▸ **PROBLEM TO SOLVE**
Output the entries below exactly as written, omitting pictures.

▸ **DATASET EXTRACT**
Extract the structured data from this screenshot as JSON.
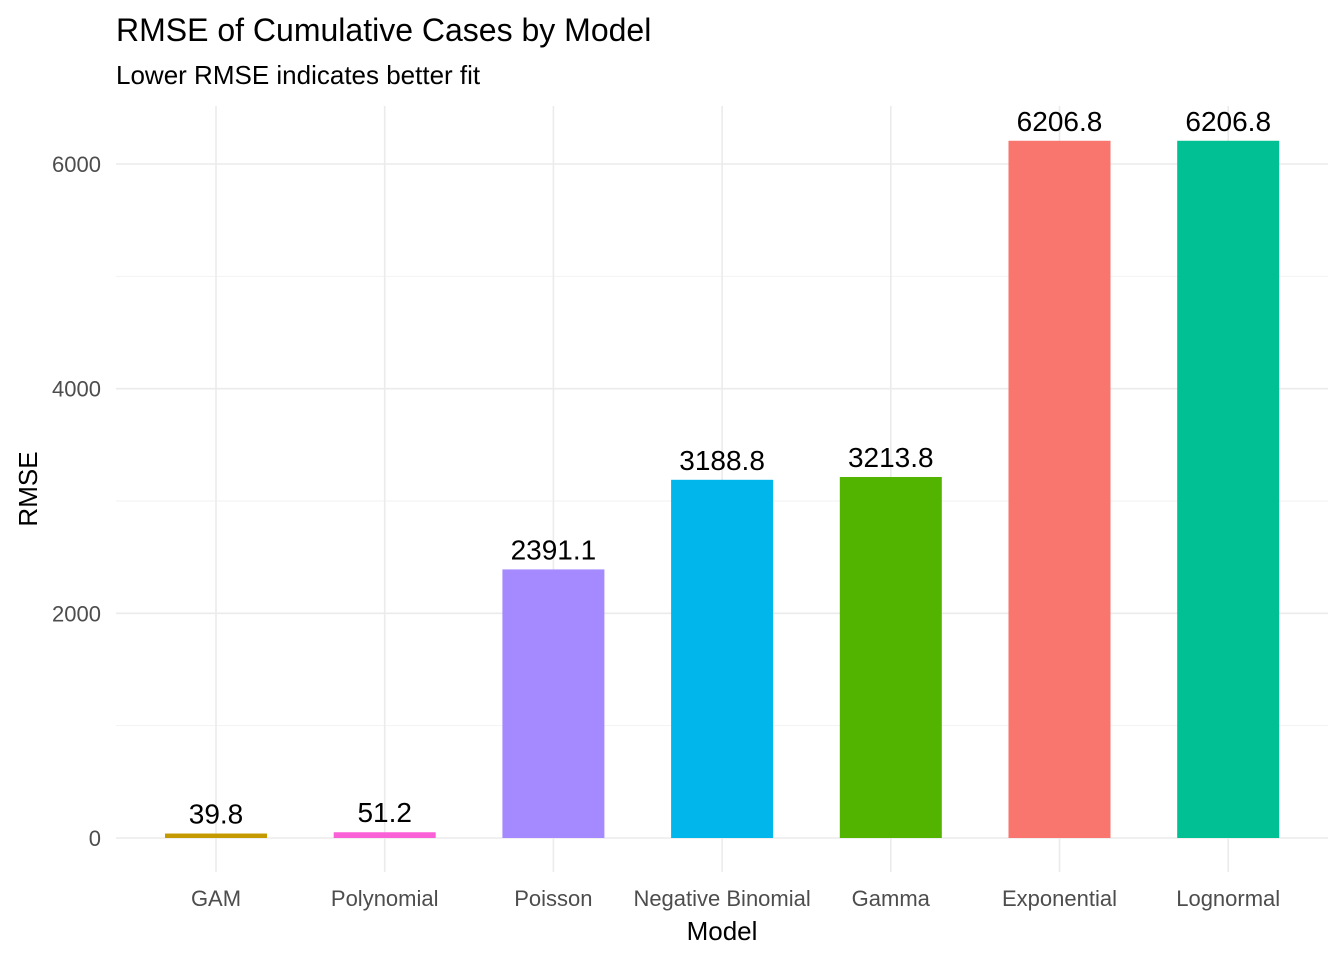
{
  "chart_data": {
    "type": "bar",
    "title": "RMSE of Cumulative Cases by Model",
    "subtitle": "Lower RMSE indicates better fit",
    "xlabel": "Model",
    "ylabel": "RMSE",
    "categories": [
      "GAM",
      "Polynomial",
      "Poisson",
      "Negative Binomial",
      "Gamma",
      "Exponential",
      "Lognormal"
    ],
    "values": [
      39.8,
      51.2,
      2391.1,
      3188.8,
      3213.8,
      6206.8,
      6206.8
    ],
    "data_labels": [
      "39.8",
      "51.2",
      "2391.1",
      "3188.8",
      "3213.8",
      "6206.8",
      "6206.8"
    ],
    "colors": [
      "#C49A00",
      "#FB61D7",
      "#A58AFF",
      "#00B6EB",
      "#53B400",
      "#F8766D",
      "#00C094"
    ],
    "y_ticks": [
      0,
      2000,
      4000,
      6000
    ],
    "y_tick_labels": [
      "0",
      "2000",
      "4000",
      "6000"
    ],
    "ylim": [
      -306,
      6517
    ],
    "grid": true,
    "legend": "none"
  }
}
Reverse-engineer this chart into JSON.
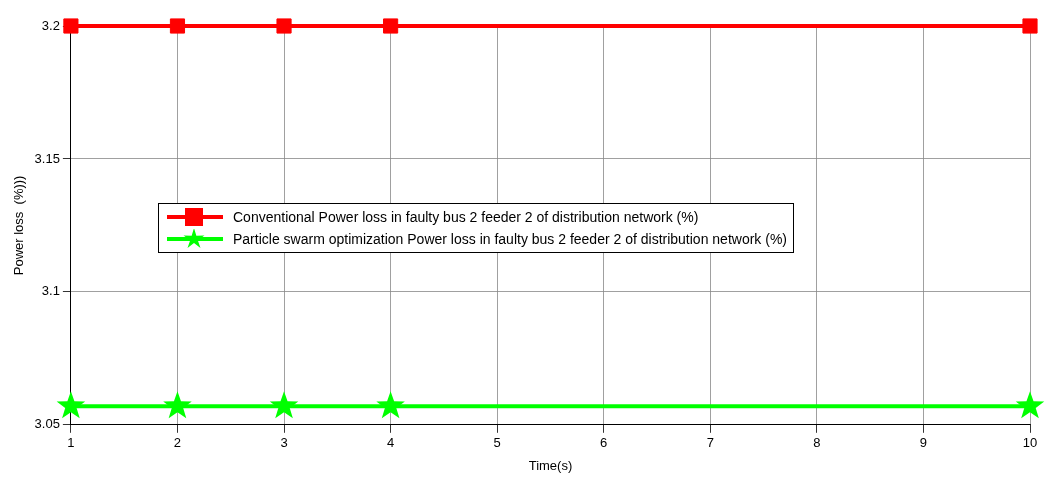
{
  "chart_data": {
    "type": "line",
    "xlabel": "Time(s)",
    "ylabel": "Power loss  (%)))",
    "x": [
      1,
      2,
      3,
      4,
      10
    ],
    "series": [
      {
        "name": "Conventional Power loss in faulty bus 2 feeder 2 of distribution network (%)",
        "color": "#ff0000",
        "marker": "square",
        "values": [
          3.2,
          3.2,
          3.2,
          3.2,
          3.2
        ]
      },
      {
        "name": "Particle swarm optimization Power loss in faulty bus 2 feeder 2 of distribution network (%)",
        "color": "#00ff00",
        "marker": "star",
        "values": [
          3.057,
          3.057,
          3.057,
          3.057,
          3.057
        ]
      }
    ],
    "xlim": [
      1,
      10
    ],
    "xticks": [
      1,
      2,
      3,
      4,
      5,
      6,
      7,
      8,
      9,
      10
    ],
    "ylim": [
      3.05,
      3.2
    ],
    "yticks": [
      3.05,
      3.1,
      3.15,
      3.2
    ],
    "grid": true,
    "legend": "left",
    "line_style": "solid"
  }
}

▸ **THE REPLY**
Extract the structured data from this screenshot as JSON.
{
  "chart_data": {
    "type": "bar",
    "title": "RMSE of Cumulative Cases by Model",
    "subtitle": "Lower RMSE indicates better fit",
    "xlabel": "Model",
    "ylabel": "RMSE",
    "categories": [
      "GAM",
      "Polynomial",
      "Poisson",
      "Negative Binomial",
      "Gamma",
      "Exponential",
      "Lognormal"
    ],
    "values": [
      39.8,
      51.2,
      2391.1,
      3188.8,
      3213.8,
      6206.8,
      6206.8
    ],
    "data_labels": [
      "39.8",
      "51.2",
      "2391.1",
      "3188.8",
      "3213.8",
      "6206.8",
      "6206.8"
    ],
    "colors": [
      "#C49A00",
      "#FB61D7",
      "#A58AFF",
      "#00B6EB",
      "#53B400",
      "#F8766D",
      "#00C094"
    ],
    "y_ticks": [
      0,
      2000,
      4000,
      6000
    ],
    "y_tick_labels": [
      "0",
      "2000",
      "4000",
      "6000"
    ],
    "ylim": [
      -306,
      6517
    ],
    "grid": true,
    "legend": "none"
  }
}
Reverse-engineer this chart into JSON.
{
  "chart_data": {
    "type": "line",
    "xlabel": "Time(s)",
    "ylabel": "Power loss  (%)))",
    "x": [
      1,
      2,
      3,
      4,
      10
    ],
    "series": [
      {
        "name": "Conventional Power loss in faulty bus 2 feeder 2 of distribution network (%)",
        "color": "#ff0000",
        "marker": "square",
        "values": [
          3.2,
          3.2,
          3.2,
          3.2,
          3.2
        ]
      },
      {
        "name": "Particle swarm optimization Power loss in faulty bus 2 feeder 2 of distribution network (%)",
        "color": "#00ff00",
        "marker": "star",
        "values": [
          3.057,
          3.057,
          3.057,
          3.057,
          3.057
        ]
      }
    ],
    "xlim": [
      1,
      10
    ],
    "xticks": [
      1,
      2,
      3,
      4,
      5,
      6,
      7,
      8,
      9,
      10
    ],
    "ylim": [
      3.05,
      3.2
    ],
    "yticks": [
      3.05,
      3.1,
      3.15,
      3.2
    ],
    "grid": true,
    "legend": "left",
    "line_style": "solid"
  }
}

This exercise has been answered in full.